# Short problem
Gather the lines from the material that contain "black".
###
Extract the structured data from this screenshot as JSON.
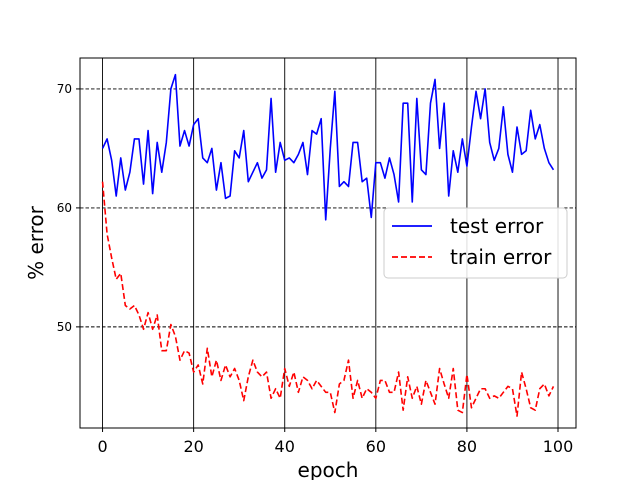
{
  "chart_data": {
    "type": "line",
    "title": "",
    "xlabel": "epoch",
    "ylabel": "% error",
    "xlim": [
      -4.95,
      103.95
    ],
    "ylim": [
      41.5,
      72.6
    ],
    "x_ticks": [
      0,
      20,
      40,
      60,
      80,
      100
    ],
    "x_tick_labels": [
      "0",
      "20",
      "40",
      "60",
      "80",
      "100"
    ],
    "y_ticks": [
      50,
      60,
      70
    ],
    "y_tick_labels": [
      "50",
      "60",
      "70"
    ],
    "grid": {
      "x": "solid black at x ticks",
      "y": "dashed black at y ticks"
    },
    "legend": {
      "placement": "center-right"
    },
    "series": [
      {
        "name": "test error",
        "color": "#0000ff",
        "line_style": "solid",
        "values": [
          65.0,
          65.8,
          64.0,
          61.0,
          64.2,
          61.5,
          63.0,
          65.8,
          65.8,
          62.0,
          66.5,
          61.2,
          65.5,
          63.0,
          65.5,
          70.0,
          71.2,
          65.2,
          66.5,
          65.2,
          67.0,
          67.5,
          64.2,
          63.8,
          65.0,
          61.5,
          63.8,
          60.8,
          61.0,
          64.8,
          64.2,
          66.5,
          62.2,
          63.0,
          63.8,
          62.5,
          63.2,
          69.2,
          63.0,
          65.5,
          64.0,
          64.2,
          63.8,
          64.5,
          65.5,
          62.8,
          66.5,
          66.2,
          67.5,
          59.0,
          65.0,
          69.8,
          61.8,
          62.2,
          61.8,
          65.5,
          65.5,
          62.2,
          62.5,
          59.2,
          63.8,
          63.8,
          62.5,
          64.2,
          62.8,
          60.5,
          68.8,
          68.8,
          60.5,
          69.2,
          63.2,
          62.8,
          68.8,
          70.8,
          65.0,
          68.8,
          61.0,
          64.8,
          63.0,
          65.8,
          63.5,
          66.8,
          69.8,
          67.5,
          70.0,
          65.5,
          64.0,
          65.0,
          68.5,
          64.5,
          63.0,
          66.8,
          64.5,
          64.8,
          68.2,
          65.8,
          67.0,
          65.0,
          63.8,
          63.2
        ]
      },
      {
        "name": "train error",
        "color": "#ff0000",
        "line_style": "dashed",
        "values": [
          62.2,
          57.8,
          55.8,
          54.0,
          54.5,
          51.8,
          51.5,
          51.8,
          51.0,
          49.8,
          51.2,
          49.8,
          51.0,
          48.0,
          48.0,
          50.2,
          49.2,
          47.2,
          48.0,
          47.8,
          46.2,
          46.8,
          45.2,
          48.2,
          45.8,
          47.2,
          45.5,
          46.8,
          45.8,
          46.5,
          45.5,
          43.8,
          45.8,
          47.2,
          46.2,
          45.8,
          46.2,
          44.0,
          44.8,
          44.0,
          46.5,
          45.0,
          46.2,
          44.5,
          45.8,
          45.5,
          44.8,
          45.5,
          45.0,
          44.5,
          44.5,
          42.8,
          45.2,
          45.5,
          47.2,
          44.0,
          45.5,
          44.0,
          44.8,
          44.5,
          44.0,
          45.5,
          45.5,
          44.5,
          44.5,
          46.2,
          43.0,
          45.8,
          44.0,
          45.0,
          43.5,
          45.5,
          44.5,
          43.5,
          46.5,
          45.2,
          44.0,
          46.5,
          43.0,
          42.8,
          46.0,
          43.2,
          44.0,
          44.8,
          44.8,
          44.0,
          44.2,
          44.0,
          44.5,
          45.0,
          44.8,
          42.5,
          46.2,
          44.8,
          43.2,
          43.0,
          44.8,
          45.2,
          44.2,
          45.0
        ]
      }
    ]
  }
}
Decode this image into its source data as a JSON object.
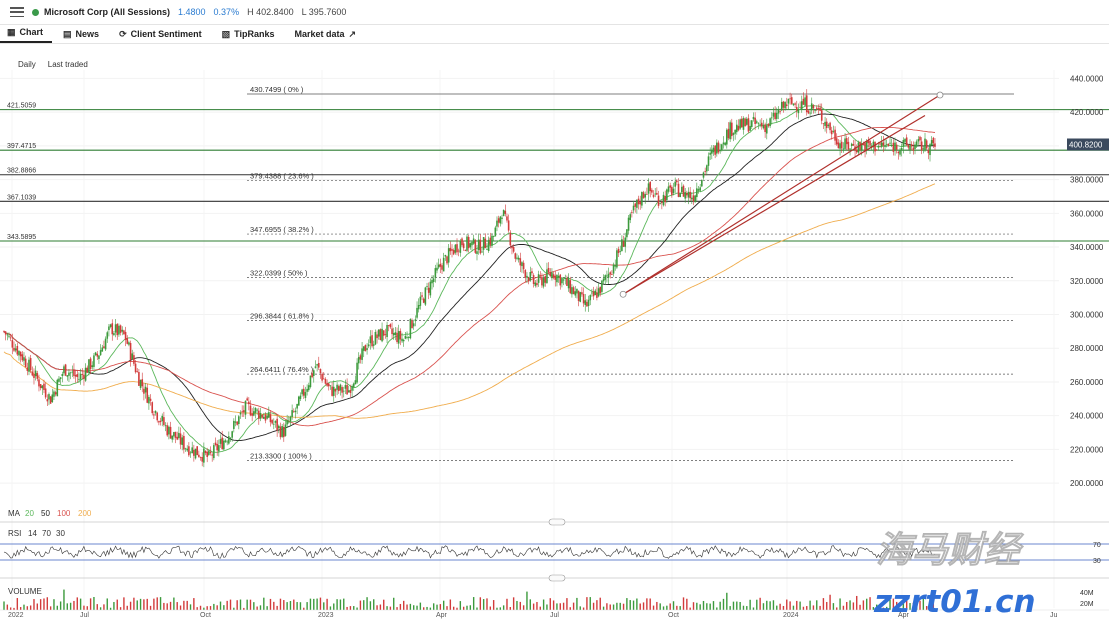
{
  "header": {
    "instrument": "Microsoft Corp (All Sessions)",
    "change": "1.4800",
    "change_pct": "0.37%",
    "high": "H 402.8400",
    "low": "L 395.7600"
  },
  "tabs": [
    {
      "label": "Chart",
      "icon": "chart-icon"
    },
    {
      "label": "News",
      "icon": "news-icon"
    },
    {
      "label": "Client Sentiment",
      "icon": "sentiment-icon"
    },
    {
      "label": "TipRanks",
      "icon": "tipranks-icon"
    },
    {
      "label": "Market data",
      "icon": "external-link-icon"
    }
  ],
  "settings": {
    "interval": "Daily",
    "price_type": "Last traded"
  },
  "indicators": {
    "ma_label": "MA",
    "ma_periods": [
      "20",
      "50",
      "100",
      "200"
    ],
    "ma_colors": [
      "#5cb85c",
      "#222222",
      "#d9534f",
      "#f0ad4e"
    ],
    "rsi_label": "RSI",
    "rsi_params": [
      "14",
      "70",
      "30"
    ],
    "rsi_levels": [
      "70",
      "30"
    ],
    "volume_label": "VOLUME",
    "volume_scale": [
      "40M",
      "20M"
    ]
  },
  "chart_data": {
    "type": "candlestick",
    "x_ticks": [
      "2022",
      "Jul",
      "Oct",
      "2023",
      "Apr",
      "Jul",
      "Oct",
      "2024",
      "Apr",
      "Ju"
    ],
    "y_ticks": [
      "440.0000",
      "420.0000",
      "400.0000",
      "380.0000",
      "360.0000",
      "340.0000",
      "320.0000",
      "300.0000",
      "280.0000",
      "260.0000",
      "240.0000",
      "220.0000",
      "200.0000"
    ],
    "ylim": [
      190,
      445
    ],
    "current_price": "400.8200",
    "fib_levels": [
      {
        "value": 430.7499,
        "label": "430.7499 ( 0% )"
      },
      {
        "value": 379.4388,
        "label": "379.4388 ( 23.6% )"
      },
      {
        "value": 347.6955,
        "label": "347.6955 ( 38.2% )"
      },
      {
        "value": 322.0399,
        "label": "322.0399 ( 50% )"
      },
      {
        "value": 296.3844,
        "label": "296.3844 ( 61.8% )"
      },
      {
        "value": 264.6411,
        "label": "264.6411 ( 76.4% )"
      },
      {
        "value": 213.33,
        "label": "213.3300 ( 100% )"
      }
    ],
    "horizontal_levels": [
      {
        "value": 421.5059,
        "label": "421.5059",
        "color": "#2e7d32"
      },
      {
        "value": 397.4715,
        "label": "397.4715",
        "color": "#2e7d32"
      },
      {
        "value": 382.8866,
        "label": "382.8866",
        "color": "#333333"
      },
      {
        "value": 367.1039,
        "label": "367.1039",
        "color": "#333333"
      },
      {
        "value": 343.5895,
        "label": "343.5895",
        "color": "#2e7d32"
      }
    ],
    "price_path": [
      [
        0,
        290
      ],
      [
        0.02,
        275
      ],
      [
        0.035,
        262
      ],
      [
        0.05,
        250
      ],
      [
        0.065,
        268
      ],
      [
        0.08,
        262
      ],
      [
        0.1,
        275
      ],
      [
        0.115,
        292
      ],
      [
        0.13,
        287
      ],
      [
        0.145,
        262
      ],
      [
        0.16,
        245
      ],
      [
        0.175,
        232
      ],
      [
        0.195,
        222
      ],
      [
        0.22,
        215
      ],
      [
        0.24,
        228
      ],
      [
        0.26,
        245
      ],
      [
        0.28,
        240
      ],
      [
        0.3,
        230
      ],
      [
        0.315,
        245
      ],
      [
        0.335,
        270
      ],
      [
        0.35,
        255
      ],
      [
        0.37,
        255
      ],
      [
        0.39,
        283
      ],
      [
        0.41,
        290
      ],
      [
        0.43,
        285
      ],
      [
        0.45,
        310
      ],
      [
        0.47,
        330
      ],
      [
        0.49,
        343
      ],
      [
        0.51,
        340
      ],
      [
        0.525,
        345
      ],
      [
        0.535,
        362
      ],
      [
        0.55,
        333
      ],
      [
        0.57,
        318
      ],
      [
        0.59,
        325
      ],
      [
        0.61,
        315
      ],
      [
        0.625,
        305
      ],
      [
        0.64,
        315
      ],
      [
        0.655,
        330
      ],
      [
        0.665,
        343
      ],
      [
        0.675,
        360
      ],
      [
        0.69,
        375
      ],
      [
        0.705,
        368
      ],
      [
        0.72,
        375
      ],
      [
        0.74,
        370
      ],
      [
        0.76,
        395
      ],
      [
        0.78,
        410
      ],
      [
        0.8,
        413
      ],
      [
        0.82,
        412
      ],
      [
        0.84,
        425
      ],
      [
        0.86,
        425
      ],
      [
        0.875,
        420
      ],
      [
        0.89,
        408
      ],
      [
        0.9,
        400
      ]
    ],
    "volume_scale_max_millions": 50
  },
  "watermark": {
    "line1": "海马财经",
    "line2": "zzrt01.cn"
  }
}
###
# Solved exercise
      "x": "solid black at x ticks",
      "y": "dashed black at y ticks"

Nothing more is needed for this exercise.